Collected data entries

__________________________________________________

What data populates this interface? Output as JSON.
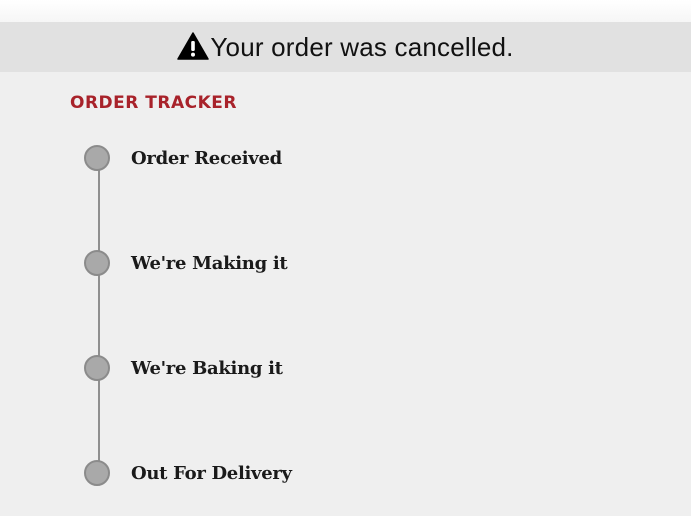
{
  "banner": {
    "icon": "warning-icon",
    "message": "Your order was cancelled."
  },
  "tracker": {
    "heading": "ORDER TRACKER",
    "steps": [
      {
        "label": "Order Received"
      },
      {
        "label": "We're Making it"
      },
      {
        "label": "We're Baking it"
      },
      {
        "label": "Out For Delivery"
      }
    ]
  }
}
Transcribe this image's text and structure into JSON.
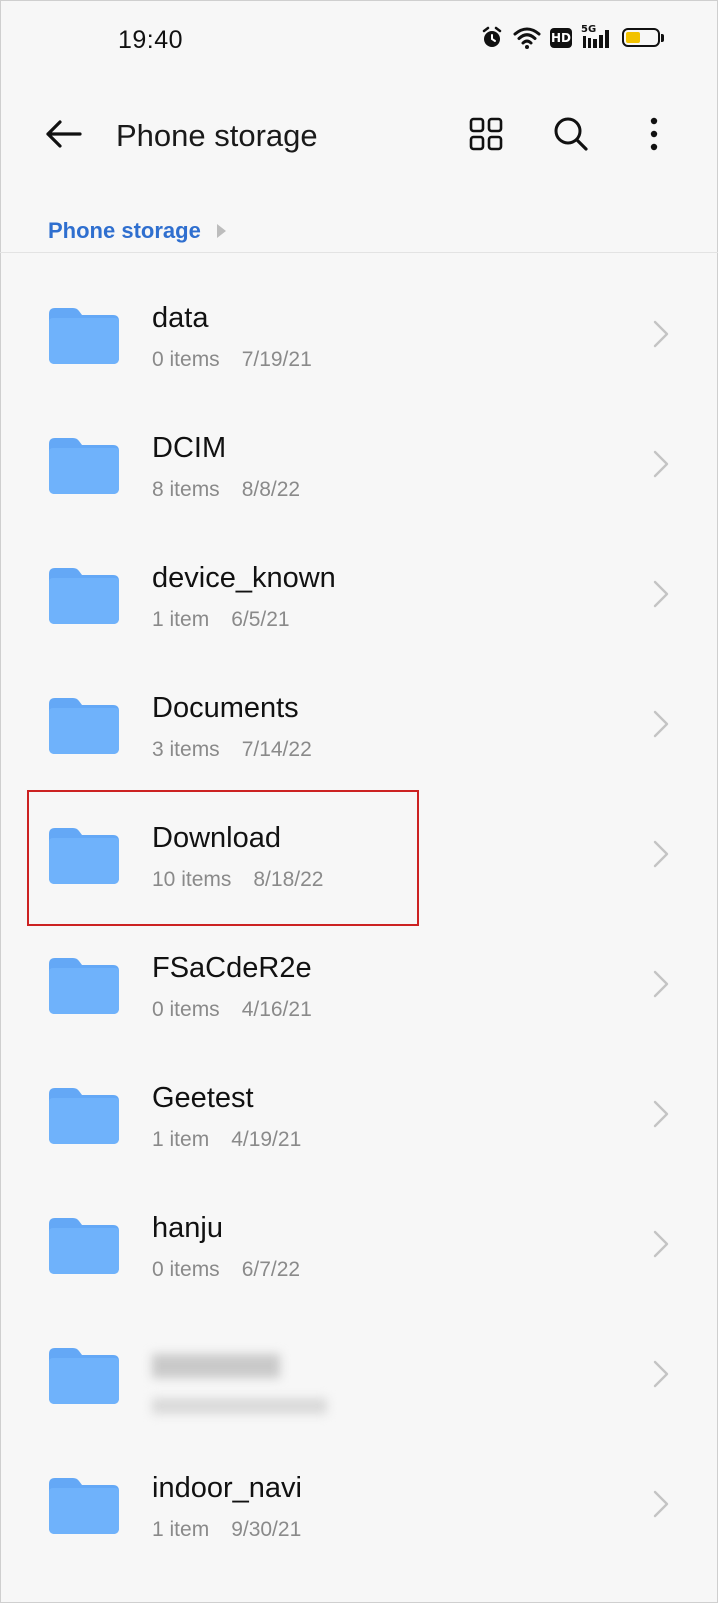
{
  "status_bar": {
    "time": "19:40",
    "icons": [
      "alarm-icon",
      "wifi-icon",
      "hd-icon",
      "5g-signal-icon",
      "battery-icon"
    ],
    "hd_label": "HD",
    "network_label": "5G",
    "battery_level": 0.45,
    "battery_color": "#f2c200"
  },
  "header": {
    "title": "Phone storage",
    "icons": [
      "back-arrow-icon",
      "grid-view-icon",
      "search-icon",
      "more-vert-icon"
    ]
  },
  "breadcrumb": {
    "current": "Phone storage",
    "color": "#2f6fcf"
  },
  "folders": [
    {
      "name": "data",
      "count": "0 items",
      "date": "7/19/21"
    },
    {
      "name": "DCIM",
      "count": "8 items",
      "date": "8/8/22"
    },
    {
      "name": "device_known",
      "count": "1 item",
      "date": "6/5/21"
    },
    {
      "name": "Documents",
      "count": "3 items",
      "date": "7/14/22"
    },
    {
      "name": "Download",
      "count": "10 items",
      "date": "8/18/22"
    },
    {
      "name": "FSaCdeR2e",
      "count": "0 items",
      "date": "4/16/21"
    },
    {
      "name": "Geetest",
      "count": "1 item",
      "date": "4/19/21"
    },
    {
      "name": "hanju",
      "count": "0 items",
      "date": "6/7/22"
    },
    {
      "name": "",
      "count": "",
      "date": ""
    },
    {
      "name": "indoor_navi",
      "count": "1 item",
      "date": "9/30/21"
    }
  ],
  "folder_color": "#64a8f6",
  "highlight_color": "#cc2222"
}
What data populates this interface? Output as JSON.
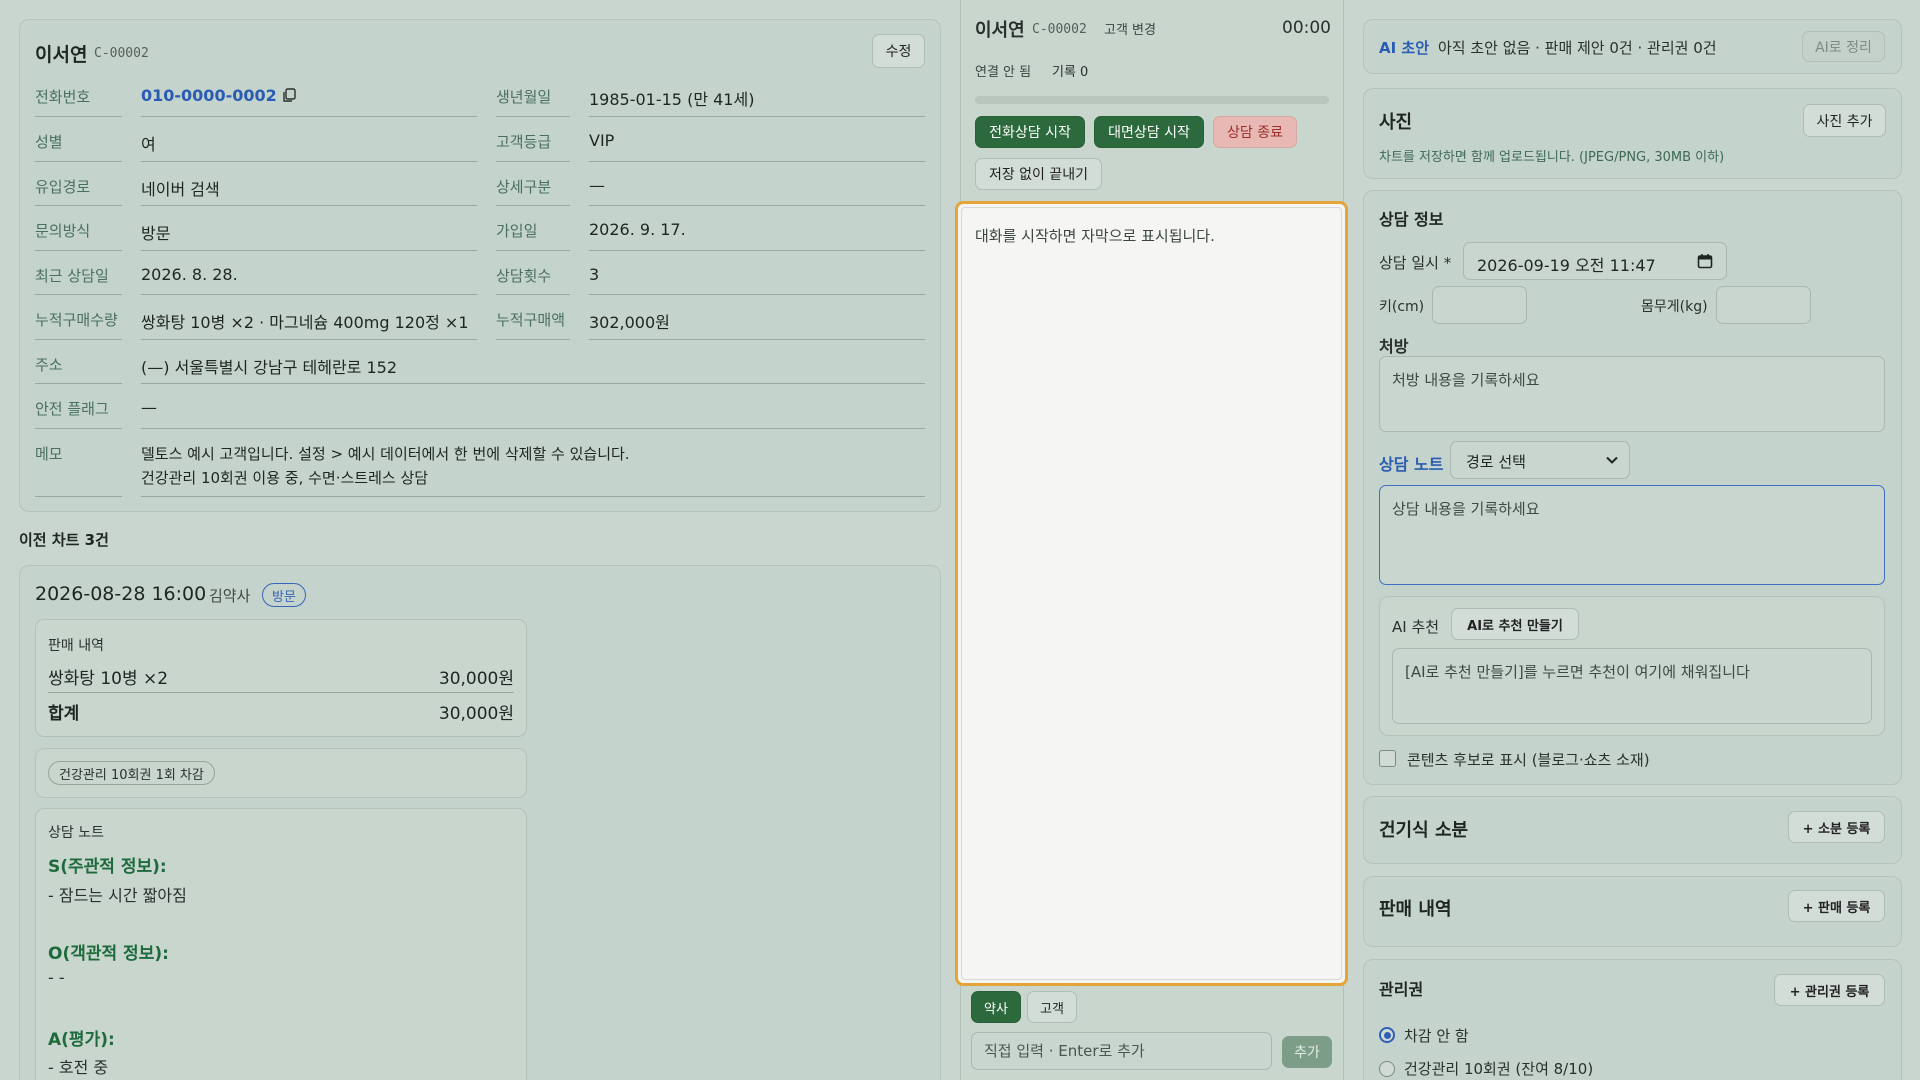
{
  "customer": {
    "name": "이서연",
    "code": "C-00002",
    "edit_label": "수정",
    "fields_left": [
      {
        "label": "전화번호",
        "value": "010-0000-0002"
      },
      {
        "label": "성별",
        "value": "여"
      },
      {
        "label": "유입경로",
        "value": "네이버 검색"
      },
      {
        "label": "문의방식",
        "value": "방문"
      },
      {
        "label": "최근 상담일",
        "value": "2026. 8. 28."
      },
      {
        "label": "누적구매수량",
        "value": "쌍화탕 10병 ×2 · 마그네슘 400mg 120정 ×1"
      }
    ],
    "fields_right": [
      {
        "label": "생년월일",
        "value": "1985-01-15 (만 41세)"
      },
      {
        "label": "고객등급",
        "value": "VIP"
      },
      {
        "label": "상세구분",
        "value": "—"
      },
      {
        "label": "가입일",
        "value": "2026. 9. 17."
      },
      {
        "label": "상담횟수",
        "value": "3"
      },
      {
        "label": "누적구매액",
        "value": "302,000원"
      }
    ],
    "address": {
      "label": "주소",
      "value": "(—) 서울특별시 강남구 테헤란로 152"
    },
    "safety": {
      "label": "안전 플래그",
      "value": "—"
    },
    "memo": {
      "label": "메모",
      "line1": "델토스 예시 고객입니다. 설정 > 예시 데이터에서 한 번에 삭제할 수 있습니다.",
      "line2": "건강관리 10회권 이용 중, 수면·스트레스 상담"
    }
  },
  "history": {
    "title": "이전 차트 3건",
    "date": "2026-08-28 16:00",
    "staff": "김약사",
    "type_badge": "방문",
    "sales": {
      "label": "판매 내역",
      "item": "쌍화탕 10병 ×2",
      "item_price": "30,000원",
      "total_label": "합계",
      "total": "30,000원"
    },
    "voucher_chip": "건강관리 10회권 1회 차감",
    "note": {
      "label": "상담 노트",
      "s_head": "S(주관적 정보):",
      "s_body": "- 잠드는 시간 짧아짐",
      "o_head": "O(객관적 정보):",
      "o_body": "- -",
      "a_head": "A(평가):",
      "a_body": "- 호전 중"
    }
  },
  "session": {
    "name": "이서연",
    "code": "C-00002",
    "change_label": "고객 변경",
    "timer": "00:00",
    "connection": "연결 안 됨",
    "records": "기록 0",
    "phone_start": "전화상담 시작",
    "visit_start": "대면상담 시작",
    "end": "상담 종료",
    "end_no_save": "저장 없이 끝내기",
    "transcript_hint": "대화를 시작하면 자막으로 표시됩니다.",
    "speaker_pharmacist": "약사",
    "speaker_customer": "고객",
    "input_placeholder": "직접 입력 · Enter로 추가",
    "add_label": "추가"
  },
  "ai_draft": {
    "title": "AI 초안",
    "status": "아직 초안 없음 · 판매 제안 0건 · 관리권 0건",
    "button": "AI로 정리"
  },
  "photos": {
    "title": "사진",
    "add_button": "사진 추가",
    "hint": "차트를 저장하면 함께 업로드됩니다. (JPEG/PNG, 30MB 이하)"
  },
  "consult_info": {
    "title": "상담 정보",
    "datetime_label": "상담 일시 *",
    "datetime_value": "2026-09-19 오전 11:47",
    "height_label": "키(cm)",
    "weight_label": "몸무게(kg)",
    "prescription_label": "처방",
    "prescription_placeholder": "처방 내용을 기록하세요",
    "note_label": "상담 노트",
    "route_select": "경로 선택",
    "note_placeholder": "상담 내용을 기록하세요",
    "ai_rec_label": "AI 추천",
    "ai_rec_button": "AI로 추천 만들기",
    "ai_rec_placeholder": "[AI로 추천 만들기]를 누르면 추천이 여기에 채워집니다",
    "content_checkbox": "콘텐츠 후보로 표시 (블로그·쇼츠 소재)"
  },
  "health_food": {
    "title": "건기식 소분",
    "button": "+ 소분 등록"
  },
  "sales_section": {
    "title": "판매 내역",
    "button": "+ 판매 등록"
  },
  "voucher_section": {
    "title": "관리권",
    "button": "+ 관리권 등록",
    "options": [
      "차감 안 함",
      "건강관리 10회권 (잔여 8/10)"
    ]
  },
  "colors": {
    "accent_green": "#2c6a3d",
    "link_blue": "#2b5cb3",
    "highlight_orange": "#e4a43a",
    "danger": "#9a2e28"
  }
}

__________________________________________________

What is required: Your task is an exact transcription of all the data, minus the pictures.

Right answer:
What data populates this interface? Output as JSON.
{
  "banner": {
    "icon": "warning-icon",
    "message": "Your order was cancelled."
  },
  "tracker": {
    "heading": "ORDER TRACKER",
    "steps": [
      {
        "label": "Order Received"
      },
      {
        "label": "We're Making it"
      },
      {
        "label": "We're Baking it"
      },
      {
        "label": "Out For Delivery"
      }
    ]
  }
}
Transcribe this image's text and structure into JSON.
{
  "status_bar": {
    "time": "19:40",
    "icons": [
      "alarm-icon",
      "wifi-icon",
      "hd-icon",
      "5g-signal-icon",
      "battery-icon"
    ],
    "hd_label": "HD",
    "network_label": "5G",
    "battery_level": 0.45,
    "battery_color": "#f2c200"
  },
  "header": {
    "title": "Phone storage",
    "icons": [
      "back-arrow-icon",
      "grid-view-icon",
      "search-icon",
      "more-vert-icon"
    ]
  },
  "breadcrumb": {
    "current": "Phone storage",
    "color": "#2f6fcf"
  },
  "folders": [
    {
      "name": "data",
      "count": "0 items",
      "date": "7/19/21"
    },
    {
      "name": "DCIM",
      "count": "8 items",
      "date": "8/8/22"
    },
    {
      "name": "device_known",
      "count": "1 item",
      "date": "6/5/21"
    },
    {
      "name": "Documents",
      "count": "3 items",
      "date": "7/14/22"
    },
    {
      "name": "Download",
      "count": "10 items",
      "date": "8/18/22"
    },
    {
      "name": "FSaCdeR2e",
      "count": "0 items",
      "date": "4/16/21"
    },
    {
      "name": "Geetest",
      "count": "1 item",
      "date": "4/19/21"
    },
    {
      "name": "hanju",
      "count": "0 items",
      "date": "6/7/22"
    },
    {
      "name": "",
      "count": "",
      "date": ""
    },
    {
      "name": "indoor_navi",
      "count": "1 item",
      "date": "9/30/21"
    }
  ],
  "folder_color": "#64a8f6",
  "highlight_color": "#cc2222"
}
What data populates this interface? Output as JSON.
{
  "customer": {
    "name": "이서연",
    "code": "C-00002",
    "edit_label": "수정",
    "fields_left": [
      {
        "label": "전화번호",
        "value": "010-0000-0002"
      },
      {
        "label": "성별",
        "value": "여"
      },
      {
        "label": "유입경로",
        "value": "네이버 검색"
      },
      {
        "label": "문의방식",
        "value": "방문"
      },
      {
        "label": "최근 상담일",
        "value": "2026. 8. 28."
      },
      {
        "label": "누적구매수량",
        "value": "쌍화탕 10병 ×2 · 마그네슘 400mg 120정 ×1"
      }
    ],
    "fields_right": [
      {
        "label": "생년월일",
        "value": "1985-01-15 (만 41세)"
      },
      {
        "label": "고객등급",
        "value": "VIP"
      },
      {
        "label": "상세구분",
        "value": "—"
      },
      {
        "label": "가입일",
        "value": "2026. 9. 17."
      },
      {
        "label": "상담횟수",
        "value": "3"
      },
      {
        "label": "누적구매액",
        "value": "302,000원"
      }
    ],
    "address": {
      "label": "주소",
      "value": "(—) 서울특별시 강남구 테헤란로 152"
    },
    "safety": {
      "label": "안전 플래그",
      "value": "—"
    },
    "memo": {
      "label": "메모",
      "line1": "델토스 예시 고객입니다. 설정 > 예시 데이터에서 한 번에 삭제할 수 있습니다.",
      "line2": "건강관리 10회권 이용 중, 수면·스트레스 상담"
    }
  },
  "history": {
    "title": "이전 차트 3건",
    "date": "2026-08-28 16:00",
    "staff": "김약사",
    "type_badge": "방문",
    "sales": {
      "label": "판매 내역",
      "item": "쌍화탕 10병 ×2",
      "item_price": "30,000원",
      "total_label": "합계",
      "total": "30,000원"
    },
    "voucher_chip": "건강관리 10회권 1회 차감",
    "note": {
      "label": "상담 노트",
      "s_head": "S(주관적 정보):",
      "s_body": "- 잠드는 시간 짧아짐",
      "o_head": "O(객관적 정보):",
      "o_body": "- -",
      "a_head": "A(평가):",
      "a_body": "- 호전 중"
    }
  },
  "session": {
    "name": "이서연",
    "code": "C-00002",
    "change_label": "고객 변경",
    "timer": "00:00",
    "connection": "연결 안 됨",
    "records": "기록 0",
    "phone_start": "전화상담 시작",
    "visit_start": "대면상담 시작",
    "end": "상담 종료",
    "end_no_save": "저장 없이 끝내기",
    "transcript_hint": "대화를 시작하면 자막으로 표시됩니다.",
    "speaker_pharmacist": "약사",
    "speaker_customer": "고객",
    "input_placeholder": "직접 입력 · Enter로 추가",
    "add_label": "추가"
  },
  "ai_draft": {
    "title": "AI 초안",
    "status": "아직 초안 없음 · 판매 제안 0건 · 관리권 0건",
    "button": "AI로 정리"
  },
  "photos": {
    "title": "사진",
    "add_button": "사진 추가",
    "hint": "차트를 저장하면 함께 업로드됩니다. (JPEG/PNG, 30MB 이하)"
  },
  "consult_info": {
    "title": "상담 정보",
    "datetime_label": "상담 일시 *",
    "datetime_value": "2026-09-19 오전 11:47",
    "height_label": "키(cm)",
    "weight_label": "몸무게(kg)",
    "prescription_label": "처방",
    "prescription_placeholder": "처방 내용을 기록하세요",
    "note_label": "상담 노트",
    "route_select": "경로 선택",
    "note_placeholder": "상담 내용을 기록하세요",
    "ai_rec_label": "AI 추천",
    "ai_rec_button": "AI로 추천 만들기",
    "ai_rec_placeholder": "[AI로 추천 만들기]를 누르면 추천이 여기에 채워집니다",
    "content_checkbox": "콘텐츠 후보로 표시 (블로그·쇼츠 소재)"
  },
  "health_food": {
    "title": "건기식 소분",
    "button": "+ 소분 등록"
  },
  "sales_section": {
    "title": "판매 내역",
    "button": "+ 판매 등록"
  },
  "voucher_section": {
    "title": "관리권",
    "button": "+ 관리권 등록",
    "options": [
      "차감 안 함",
      "건강관리 10회권 (잔여 8/10)"
    ]
  },
  "colors": {
    "accent_green": "#2c6a3d",
    "link_blue": "#2b5cb3",
    "highlight_orange": "#e4a43a",
    "danger": "#9a2e28"
  }
}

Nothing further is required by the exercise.